What you should do >> Write out all of the entries exactly, please.

════════

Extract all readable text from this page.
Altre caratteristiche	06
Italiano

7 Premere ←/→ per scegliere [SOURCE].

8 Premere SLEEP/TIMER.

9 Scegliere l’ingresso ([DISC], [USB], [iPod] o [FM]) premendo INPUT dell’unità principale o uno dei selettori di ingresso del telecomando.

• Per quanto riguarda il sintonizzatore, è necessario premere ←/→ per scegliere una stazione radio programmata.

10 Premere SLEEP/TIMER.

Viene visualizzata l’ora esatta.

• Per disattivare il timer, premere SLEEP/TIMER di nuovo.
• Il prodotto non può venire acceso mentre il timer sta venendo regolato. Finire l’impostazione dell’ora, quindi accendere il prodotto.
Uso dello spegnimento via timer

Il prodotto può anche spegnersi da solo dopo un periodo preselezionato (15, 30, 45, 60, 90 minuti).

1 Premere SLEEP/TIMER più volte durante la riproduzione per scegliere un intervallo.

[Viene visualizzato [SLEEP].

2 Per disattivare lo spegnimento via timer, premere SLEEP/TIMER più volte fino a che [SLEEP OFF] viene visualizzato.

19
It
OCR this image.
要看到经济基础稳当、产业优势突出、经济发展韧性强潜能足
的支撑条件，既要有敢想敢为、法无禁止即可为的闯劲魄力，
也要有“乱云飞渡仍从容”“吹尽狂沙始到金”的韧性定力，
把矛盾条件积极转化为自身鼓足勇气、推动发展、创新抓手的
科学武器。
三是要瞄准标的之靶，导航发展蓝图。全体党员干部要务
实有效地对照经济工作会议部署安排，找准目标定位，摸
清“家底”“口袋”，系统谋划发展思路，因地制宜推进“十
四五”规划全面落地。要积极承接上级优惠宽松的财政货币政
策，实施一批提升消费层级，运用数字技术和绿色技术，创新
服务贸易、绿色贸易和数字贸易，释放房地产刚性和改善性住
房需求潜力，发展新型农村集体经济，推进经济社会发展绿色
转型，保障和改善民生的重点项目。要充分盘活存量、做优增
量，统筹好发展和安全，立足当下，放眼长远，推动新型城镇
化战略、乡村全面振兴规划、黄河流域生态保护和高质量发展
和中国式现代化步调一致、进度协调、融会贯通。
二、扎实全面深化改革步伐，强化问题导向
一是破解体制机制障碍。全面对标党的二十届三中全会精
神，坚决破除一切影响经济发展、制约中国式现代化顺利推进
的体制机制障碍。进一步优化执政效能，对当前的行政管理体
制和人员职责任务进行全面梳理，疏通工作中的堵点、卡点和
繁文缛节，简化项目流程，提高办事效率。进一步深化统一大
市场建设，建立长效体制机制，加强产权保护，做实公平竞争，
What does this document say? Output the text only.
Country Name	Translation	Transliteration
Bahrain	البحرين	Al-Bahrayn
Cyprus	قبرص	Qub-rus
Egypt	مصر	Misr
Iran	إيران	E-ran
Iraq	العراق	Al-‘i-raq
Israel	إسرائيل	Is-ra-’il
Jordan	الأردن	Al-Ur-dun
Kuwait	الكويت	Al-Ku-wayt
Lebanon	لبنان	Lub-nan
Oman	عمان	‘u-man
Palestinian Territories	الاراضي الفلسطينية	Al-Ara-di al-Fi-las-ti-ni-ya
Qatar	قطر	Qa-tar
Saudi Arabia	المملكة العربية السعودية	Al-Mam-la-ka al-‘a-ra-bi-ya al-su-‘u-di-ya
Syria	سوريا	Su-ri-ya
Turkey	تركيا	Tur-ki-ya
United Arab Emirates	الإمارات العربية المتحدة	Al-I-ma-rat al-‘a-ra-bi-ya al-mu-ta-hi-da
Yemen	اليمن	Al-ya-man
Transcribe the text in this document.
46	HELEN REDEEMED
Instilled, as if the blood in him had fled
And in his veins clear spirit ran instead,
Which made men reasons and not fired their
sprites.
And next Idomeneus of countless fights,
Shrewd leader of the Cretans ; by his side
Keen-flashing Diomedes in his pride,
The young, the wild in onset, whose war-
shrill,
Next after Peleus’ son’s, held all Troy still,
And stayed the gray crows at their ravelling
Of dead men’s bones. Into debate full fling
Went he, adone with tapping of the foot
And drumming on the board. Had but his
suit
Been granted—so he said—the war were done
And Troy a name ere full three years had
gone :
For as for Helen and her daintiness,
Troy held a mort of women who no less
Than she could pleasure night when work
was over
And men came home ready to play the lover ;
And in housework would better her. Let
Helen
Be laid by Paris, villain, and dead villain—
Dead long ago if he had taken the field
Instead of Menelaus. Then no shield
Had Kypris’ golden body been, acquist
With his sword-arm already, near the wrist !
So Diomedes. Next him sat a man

════════

Written answer >>
Extract all readable text from this page.
Altre caratteristiche	06
Italiano

7 Premere ←/→ per scegliere [SOURCE].

8 Premere SLEEP/TIMER.

9 Scegliere l’ingresso ([DISC], [USB], [iPod] o [FM]) premendo INPUT dell’unità principale o uno dei selettori di ingresso del telecomando.

• Per quanto riguarda il sintonizzatore, è necessario premere ←/→ per scegliere una stazione radio programmata.

10 Premere SLEEP/TIMER.

Viene visualizzata l’ora esatta.

• Per disattivare il timer, premere SLEEP/TIMER di nuovo.
• Il prodotto non può venire acceso mentre il timer sta venendo regolato. Finire l’impostazione dell’ora, quindi accendere il prodotto.
Uso dello spegnimento via timer

Il prodotto può anche spegnersi da solo dopo un periodo preselezionato (15, 30, 45, 60, 90 minuti).

1 Premere SLEEP/TIMER più volte durante la riproduzione per scegliere un intervallo.

[Viene visualizzato [SLEEP].

2 Per disattivare lo spegnimento via timer, premere SLEEP/TIMER più volte fino a che [SLEEP OFF] viene visualizzato.

19
It
OCR this image.
要看到经济基础稳当、产业优势突出、经济发展韧性强潜能足
的支撑条件，既要有敢想敢为、法无禁止即可为的闯劲魄力，
也要有“乱云飞渡仍从容”“吹尽狂沙始到金”的韧性定力，
把矛盾条件积极转化为自身鼓足勇气、推动发展、创新抓手的
科学武器。
三是要瞄准标的之靶，导航发展蓝图。全体党员干部要务
实有效地对照经济工作会议部署安排，找准目标定位，摸
清“家底”“口袋”，系统谋划发展思路，因地制宜推进“十
四五”规划全面落地。要积极承接上级优惠宽松的财政货币政
策，实施一批提升消费层级，运用数字技术和绿色技术，创新
服务贸易、绿色贸易和数字贸易，释放房地产刚性和改善性住
房需求潜力，发展新型农村集体经济，推进经济社会发展绿色
转型，保障和改善民生的重点项目。要充分盘活存量、做优增
量，统筹好发展和安全，立足当下，放眼长远，推动新型城镇
化战略、乡村全面振兴规划、黄河流域生态保护和高质量发展
和中国式现代化步调一致、进度协调、融会贯通。
二、扎实全面深化改革步伐，强化问题导向
一是破解体制机制障碍。全面对标党的二十届三中全会精
神，坚决破除一切影响经济发展、制约中国式现代化顺利推进
的体制机制障碍。进一步优化执政效能，对当前的行政管理体
制和人员职责任务进行全面梳理，疏通工作中的堵点、卡点和
繁文缛节，简化项目流程，提高办事效率。进一步深化统一大
市场建设，建立长效体制机制，加强产权保护，做实公平竞争，
What does this document say? Output the text only.
Country Name	Translation	Transliteration
Bahrain	البحرين	Al-Bahrayn
Cyprus	قبرص	Qub-rus
Egypt	مصر	Misr
Iran	إيران	E-ran
Iraq	العراق	Al-‘i-raq
Israel	إسرائيل	Is-ra-’il
Jordan	الأردن	Al-Ur-dun
Kuwait	الكويت	Al-Ku-wayt
Lebanon	لبنان	Lub-nan
Oman	عمان	‘u-man
Palestinian Territories	الاراضي الفلسطينية	Al-Ara-di al-Fi-las-ti-ni-ya
Qatar	قطر	Qa-tar
Saudi Arabia	المملكة العربية السعودية	Al-Mam-la-ka al-‘a-ra-bi-ya al-su-‘u-di-ya
Syria	سوريا	Su-ri-ya
Turkey	تركيا	Tur-ki-ya
United Arab Emirates	الإمارات العربية المتحدة	Al-I-ma-rat al-‘a-ra-bi-ya al-mu-ta-hi-da
Yemen	اليمن	Al-ya-man
Transcribe the text in this document.
46	HELEN REDEEMED
Instilled, as if the blood in him had fled
And in his veins clear spirit ran instead,
Which made men reasons and not fired their
sprites.
And next Idomeneus of countless fights,
Shrewd leader of the Cretans ; by his side
Keen-flashing Diomedes in his pride,
The young, the wild in onset, whose war-
shrill,
Next after Peleus’ son’s, held all Troy still,
And stayed the gray crows at their ravelling
Of dead men’s bones. Into debate full fling
Went he, adone with tapping of the foot
And drumming on the board. Had but his
suit
Been granted—so he said—the war were done
And Troy a name ere full three years had
gone :
For as for Helen and her daintiness,
Troy held a mort of women who no less
Than she could pleasure night when work
was over
And men came home ready to play the lover ;
And in housework would better her. Let
Helen
Be laid by Paris, villain, and dead villain—
Dead long ago if he had taken the field
Instead of Menelaus. Then no shield
Had Kypris’ golden body been, acquist
With his sword-arm already, near the wrist !
So Diomedes. Next him sat a man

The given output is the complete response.